Your task: Write every entry out again exactly, please, and skip the pictures.

-- start of Records supplied --

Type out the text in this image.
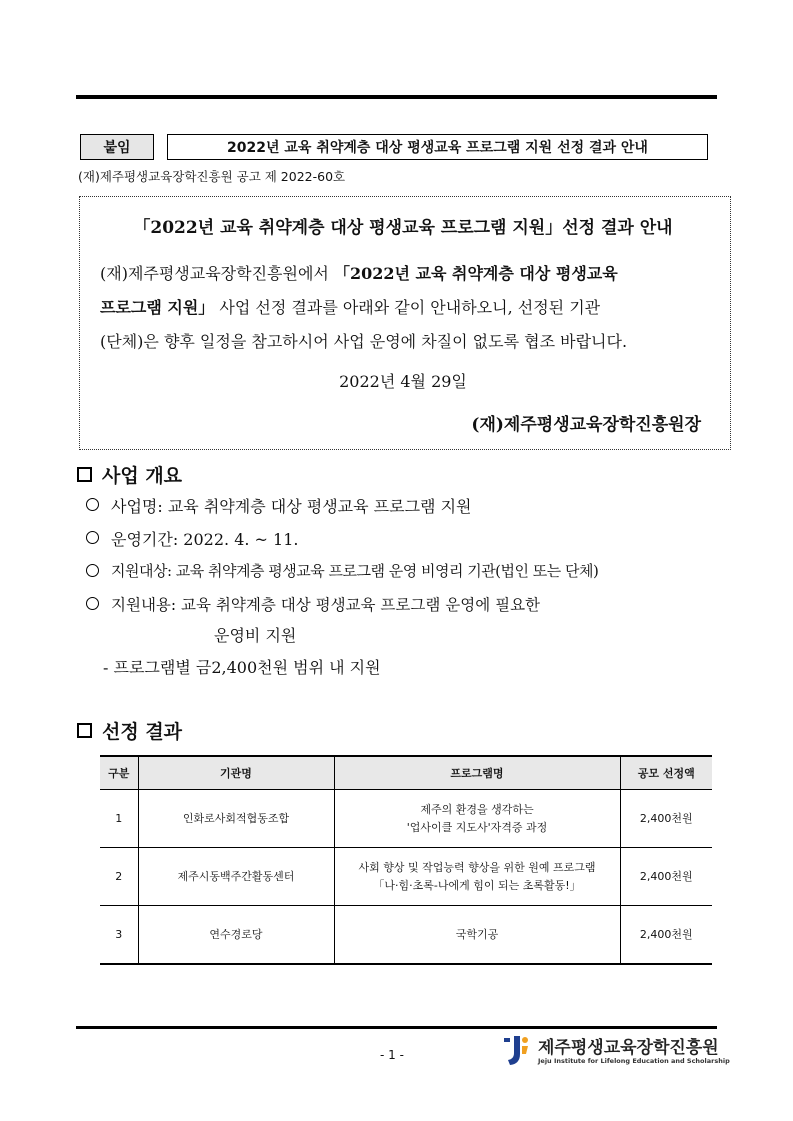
붙임	2022년 교육 취약계층 대상 평생교육 프로그램 지원 선정 결과 안내
(재)제주평생교육장학진흥원 공고 제 2022-60호
「2022년 교육 취약계층 대상 평생교육 프로그램 지원」선정 결과 안내
(재)제주평생교육장학진흥원에서 「2022년 교육 취약계층 대상 평생교육
프로그램 지원」 사업 선정 결과를 아래와 같이 안내하오니, 선정된 기관
(단체)은 향후 일정을 참고하시어 사업 운영에 차질이 없도록 협조 바랍니다.
2022년 4월 29일
(재)제주평생교육장학진흥원장
사업 개요
사업명: 교육 취약계층 대상 평생교육 프로그램 지원
운영기간: 2022. 4. ~ 11.
지원대상: 교육 취약계층 평생교육 프로그램 운영 비영리 기관(법인 또는 단체)
지원내용: 교육 취약계층 대상 평생교육 프로그램 운영에 필요한
운영비 지원
- 프로그램별 금2,400천원 범위 내 지원
선정 결과
구분	기관명	프로그램명	공모 선정액
1	인화로사회적협동조합	제주의 환경을 생각하는
'업사이클 지도사'자격증 과정	2,400천원
2	제주시동백주간활동센터	사회 향상 및 작업능력 향상을 위한 원예 프로그램
「나·힘·초록-나에게 힘이 되는 초록활동!」	2,400천원
3	연수경로당	국학기공	2,400천원
- 1 -	제주평생교육장학진흥원
Jeju Institute for Lifelong Education and Scholarship
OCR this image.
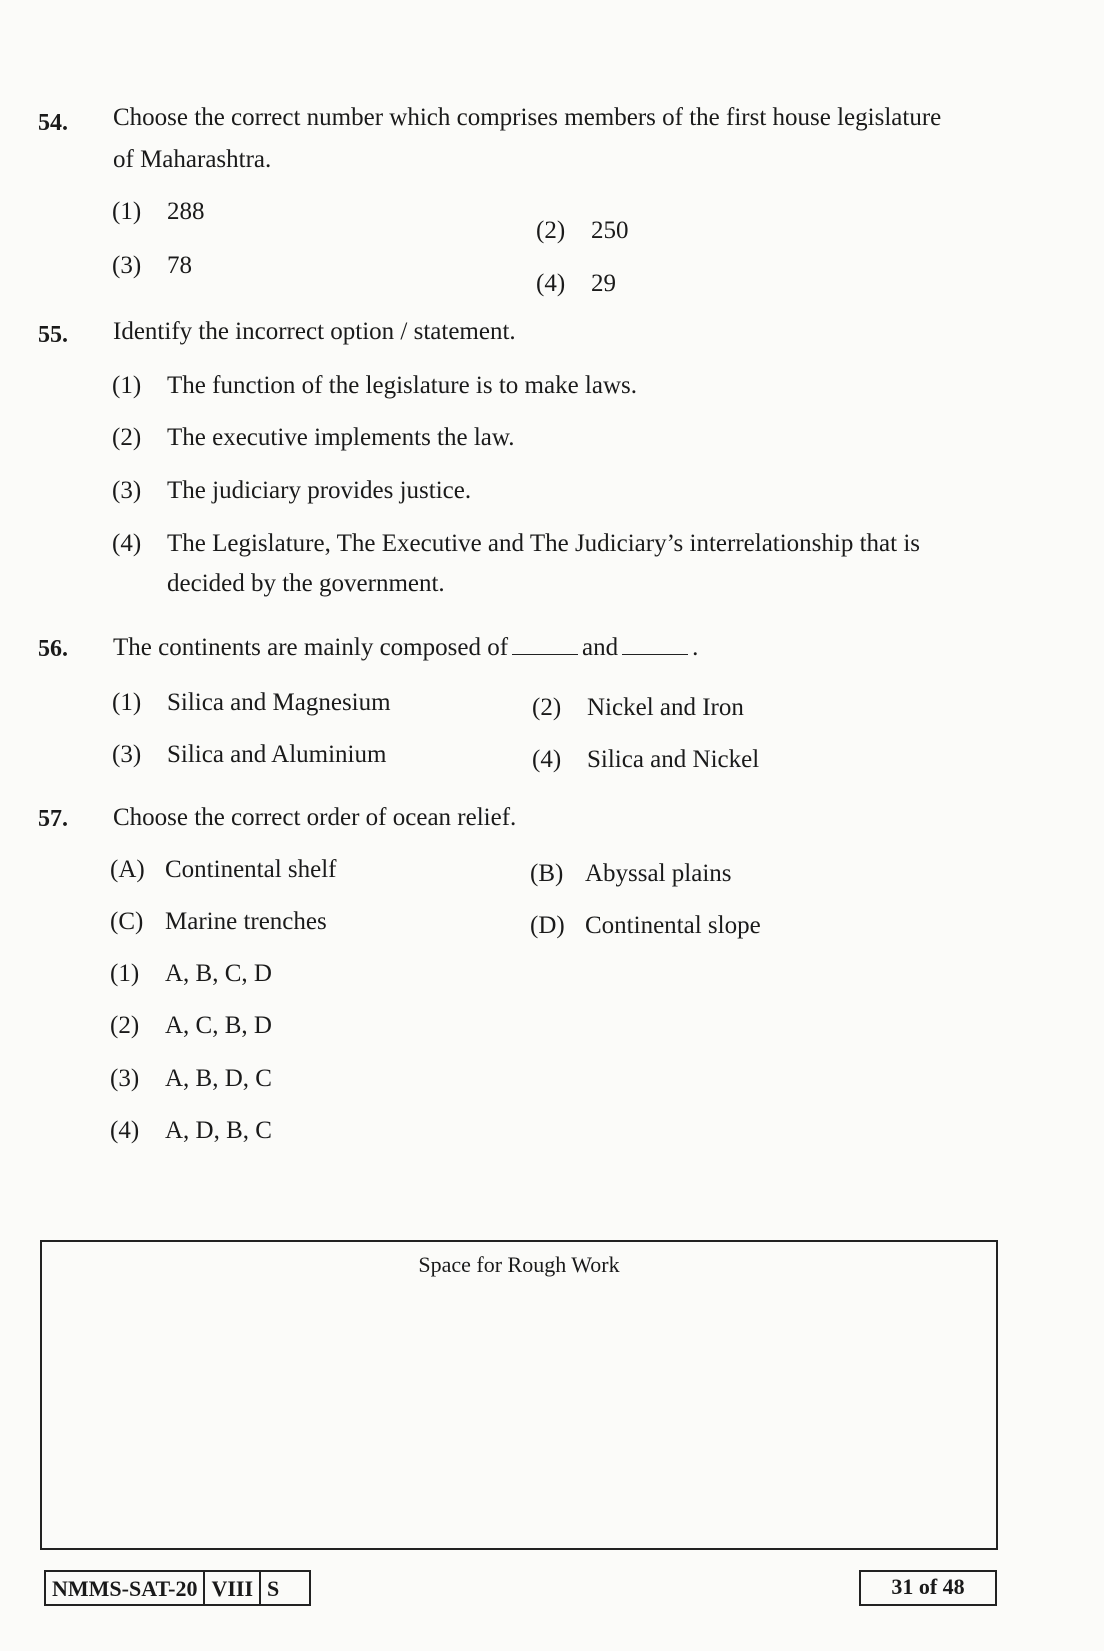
54. Choose the correct number which comprises members of the first house legislature
of Maharashtra.
(1) 288
(2) 250
(3) 78
(4) 29
55. Identify the incorrect option / statement.
(1) The function of the legislature is to make laws.
(2) The executive implements the law.
(3) The judiciary provides justice.
(4) The Legislature, The Executive and The Judiciary’s interrelationship that is
decided by the government.
56. The continents are mainly composed of	and	.
(1) Silica and Magnesium	(2) Nickel and Iron
(3) Silica and Aluminium	(4) Silica and Nickel
57. Choose the correct order of ocean relief.
(A) Continental shelf	(B) Abyssal plains
(C) Marine trenches	(D) Continental slope
(1) A, B, C, D
(2) A, C, B, D
(3) A, B, D, C
(4) A, D, B, C
Space for Rough Work
NMMS-SAT-20 VIII S	31 of 48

-- end of Records supplied --

Written reply:
Type out the text in this image.
붙임	2022년 교육 취약계층 대상 평생교육 프로그램 지원 선정 결과 안내
(재)제주평생교육장학진흥원 공고 제 2022-60호
「2022년 교육 취약계층 대상 평생교육 프로그램 지원」선정 결과 안내
(재)제주평생교육장학진흥원에서 「2022년 교육 취약계층 대상 평생교육
프로그램 지원」 사업 선정 결과를 아래와 같이 안내하오니, 선정된 기관
(단체)은 향후 일정을 참고하시어 사업 운영에 차질이 없도록 협조 바랍니다.
2022년 4월 29일
(재)제주평생교육장학진흥원장
사업 개요
사업명: 교육 취약계층 대상 평생교육 프로그램 지원
운영기간: 2022. 4. ~ 11.
지원대상: 교육 취약계층 평생교육 프로그램 운영 비영리 기관(법인 또는 단체)
지원내용: 교육 취약계층 대상 평생교육 프로그램 운영에 필요한
운영비 지원
- 프로그램별 금2,400천원 범위 내 지원
선정 결과
구분	기관명	프로그램명	공모 선정액
1	인화로사회적협동조합	제주의 환경을 생각하는
'업사이클 지도사'자격증 과정	2,400천원
2	제주시동백주간활동센터	사회 향상 및 작업능력 향상을 위한 원예 프로그램
「나·힘·초록-나에게 힘이 되는 초록활동!」	2,400천원
3	연수경로당	국학기공	2,400천원
- 1 -	제주평생교육장학진흥원
Jeju Institute for Lifelong Education and Scholarship
OCR this image.
54. Choose the correct number which comprises members of the first house legislature
of Maharashtra.
(1) 288
(2) 250
(3) 78
(4) 29
55. Identify the incorrect option / statement.
(1) The function of the legislature is to make laws.
(2) The executive implements the law.
(3) The judiciary provides justice.
(4) The Legislature, The Executive and The Judiciary’s interrelationship that is
decided by the government.
56. The continents are mainly composed of	and	.
(1) Silica and Magnesium	(2) Nickel and Iron
(3) Silica and Aluminium	(4) Silica and Nickel
57. Choose the correct order of ocean relief.
(A) Continental shelf	(B) Abyssal plains
(C) Marine trenches	(D) Continental slope
(1) A, B, C, D
(2) A, C, B, D
(3) A, B, D, C
(4) A, D, B, C
Space for Rough Work
NMMS-SAT-20 VIII S	31 of 48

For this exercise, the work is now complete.